[Saved entries]

%%

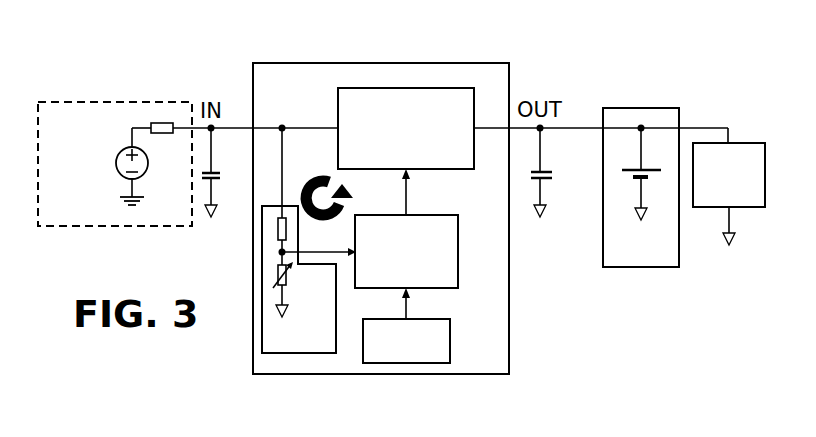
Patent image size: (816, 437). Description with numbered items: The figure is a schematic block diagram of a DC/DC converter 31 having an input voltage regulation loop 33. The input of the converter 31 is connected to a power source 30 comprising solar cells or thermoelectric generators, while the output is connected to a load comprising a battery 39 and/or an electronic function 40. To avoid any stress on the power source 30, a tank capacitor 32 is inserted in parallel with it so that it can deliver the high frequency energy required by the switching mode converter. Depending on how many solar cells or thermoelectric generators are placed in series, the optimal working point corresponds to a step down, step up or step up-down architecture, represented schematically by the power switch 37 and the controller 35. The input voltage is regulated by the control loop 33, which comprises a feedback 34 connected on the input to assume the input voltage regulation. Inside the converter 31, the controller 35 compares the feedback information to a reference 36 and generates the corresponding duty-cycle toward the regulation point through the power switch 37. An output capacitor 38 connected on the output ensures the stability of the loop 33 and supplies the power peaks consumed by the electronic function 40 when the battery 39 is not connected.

The power source 30 is at (63, 102).
The DC/DC converter 31 is at (299, 62).
The tank capacitor 32 is at (207, 188).
The input voltage regulation loop 33 is at (316, 175).
The feedback 34 is at (263, 337).
The controller 35 is at (458, 265).
The reference 36 is at (384, 363).
The power switch 37 is at (456, 88).
The output capacitor 38 is at (545, 180).
The battery 39 is at (662, 108).
The electronic function 40 is at (748, 142).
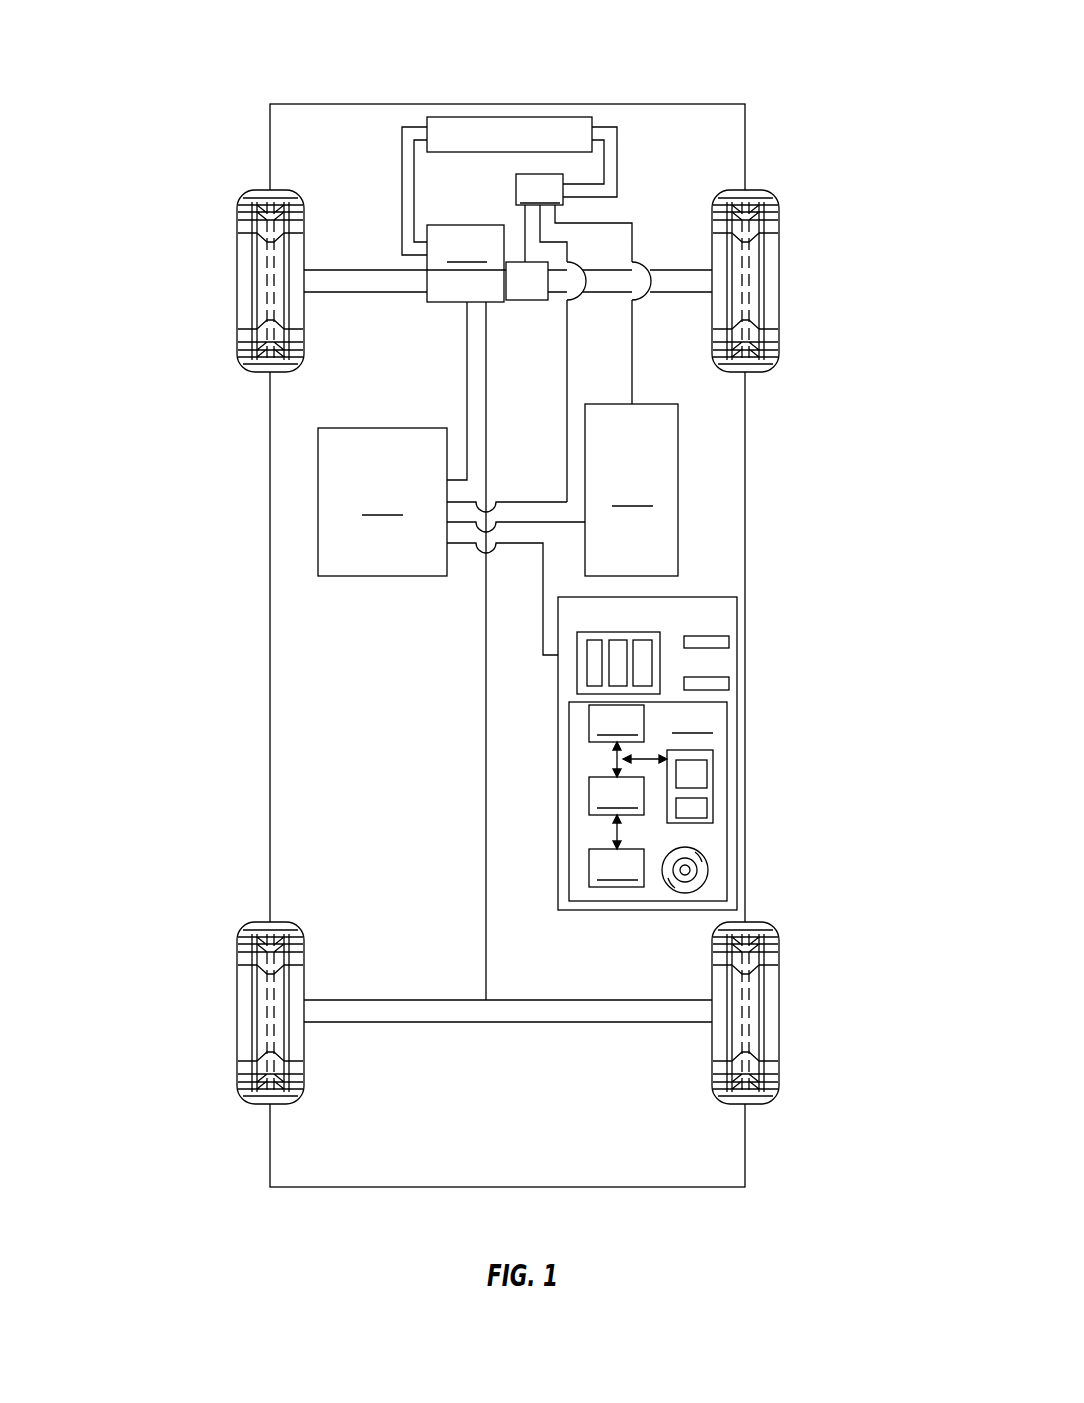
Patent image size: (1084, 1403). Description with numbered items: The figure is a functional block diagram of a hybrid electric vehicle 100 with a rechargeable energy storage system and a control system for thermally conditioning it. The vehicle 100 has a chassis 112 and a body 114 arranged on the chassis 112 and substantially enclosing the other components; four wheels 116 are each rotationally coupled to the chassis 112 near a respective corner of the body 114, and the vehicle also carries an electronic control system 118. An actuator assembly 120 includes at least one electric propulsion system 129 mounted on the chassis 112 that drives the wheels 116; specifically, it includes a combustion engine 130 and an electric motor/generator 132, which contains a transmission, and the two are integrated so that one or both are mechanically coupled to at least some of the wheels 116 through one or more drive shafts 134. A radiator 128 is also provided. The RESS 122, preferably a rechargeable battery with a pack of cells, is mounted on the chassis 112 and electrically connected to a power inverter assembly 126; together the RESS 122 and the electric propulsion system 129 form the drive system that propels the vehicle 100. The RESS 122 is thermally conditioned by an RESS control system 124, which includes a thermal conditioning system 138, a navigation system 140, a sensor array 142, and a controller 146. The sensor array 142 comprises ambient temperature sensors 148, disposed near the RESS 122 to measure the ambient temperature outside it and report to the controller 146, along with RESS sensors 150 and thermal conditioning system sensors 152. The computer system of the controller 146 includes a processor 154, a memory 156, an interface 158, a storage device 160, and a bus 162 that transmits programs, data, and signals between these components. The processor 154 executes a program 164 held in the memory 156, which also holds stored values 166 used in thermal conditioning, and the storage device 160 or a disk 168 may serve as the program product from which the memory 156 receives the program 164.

%%

Please return all of the entries word for word, excluding the pictures.

Patent image size: (816, 437). Description with numbered items: The figure is a schematic block diagram of a DC/DC converter 31 having an input voltage regulation loop 33. The input of the converter 31 is connected to a power source 30 comprising solar cells or thermoelectric generators, while the output is connected to a load comprising a battery 39 and/or an electronic function 40. To avoid any stress on the power source 30, a tank capacitor 32 is inserted in parallel with it so that it can deliver the high frequency energy required by the switching mode converter. Depending on how many solar cells or thermoelectric generators are placed in series, the optimal working point corresponds to a step down, step up or step up-down architecture, represented schematically by the power switch 37 and the controller 35. The input voltage is regulated by the control loop 33, which comprises a feedback 34 connected on the input to assume the input voltage regulation. Inside the converter 31, the controller 35 compares the feedback information to a reference 36 and generates the corresponding duty-cycle toward the regulation point through the power switch 37. An output capacitor 38 connected on the output ensures the stability of the loop 33 and supplies the power peaks consumed by the electronic function 40 when the battery 39 is not connected.

The power source 30 is at (63, 102).
The DC/DC converter 31 is at (299, 62).
The tank capacitor 32 is at (207, 188).
The input voltage regulation loop 33 is at (316, 175).
The feedback 34 is at (263, 337).
The controller 35 is at (458, 265).
The reference 36 is at (384, 363).
The power switch 37 is at (456, 88).
The output capacitor 38 is at (545, 180).
The battery 39 is at (662, 108).
The electronic function 40 is at (748, 142).
Patent image size: (1084, 1403). Description with numbered items: The figure is a functional block diagram of a hybrid electric vehicle 100 with a rechargeable energy storage system and a control system for thermally conditioning it. The vehicle 100 has a chassis 112 and a body 114 arranged on the chassis 112 and substantially enclosing the other components; four wheels 116 are each rotationally coupled to the chassis 112 near a respective corner of the body 114, and the vehicle also carries an electronic control system 118. An actuator assembly 120 includes at least one electric propulsion system 129 mounted on the chassis 112 that drives the wheels 116; specifically, it includes a combustion engine 130 and an electric motor/generator 132, which contains a transmission, and the two are integrated so that one or both are mechanically coupled to at least some of the wheels 116 through one or more drive shafts 134. A radiator 128 is also provided. The RESS 122, preferably a rechargeable battery with a pack of cells, is mounted on the chassis 112 and electrically connected to a power inverter assembly 126; together the RESS 122 and the electric propulsion system 129 form the drive system that propels the vehicle 100. The RESS 122 is thermally conditioned by an RESS control system 124, which includes a thermal conditioning system 138, a navigation system 140, a sensor array 142, and a controller 146. The sensor array 142 comprises ambient temperature sensors 148, disposed near the RESS 122 to measure the ambient temperature outside it and report to the controller 146, along with RESS sensors 150 and thermal conditioning system sensors 152. The computer system of the controller 146 includes a processor 154, a memory 156, an interface 158, a storage device 160, and a bus 162 that transmits programs, data, and signals between these components. The processor 154 executes a program 164 held in the memory 156, which also holds stored values 166 used in thermal conditioning, and the storage device 160 or a disk 168 may serve as the program product from which the memory 156 receives the program 164.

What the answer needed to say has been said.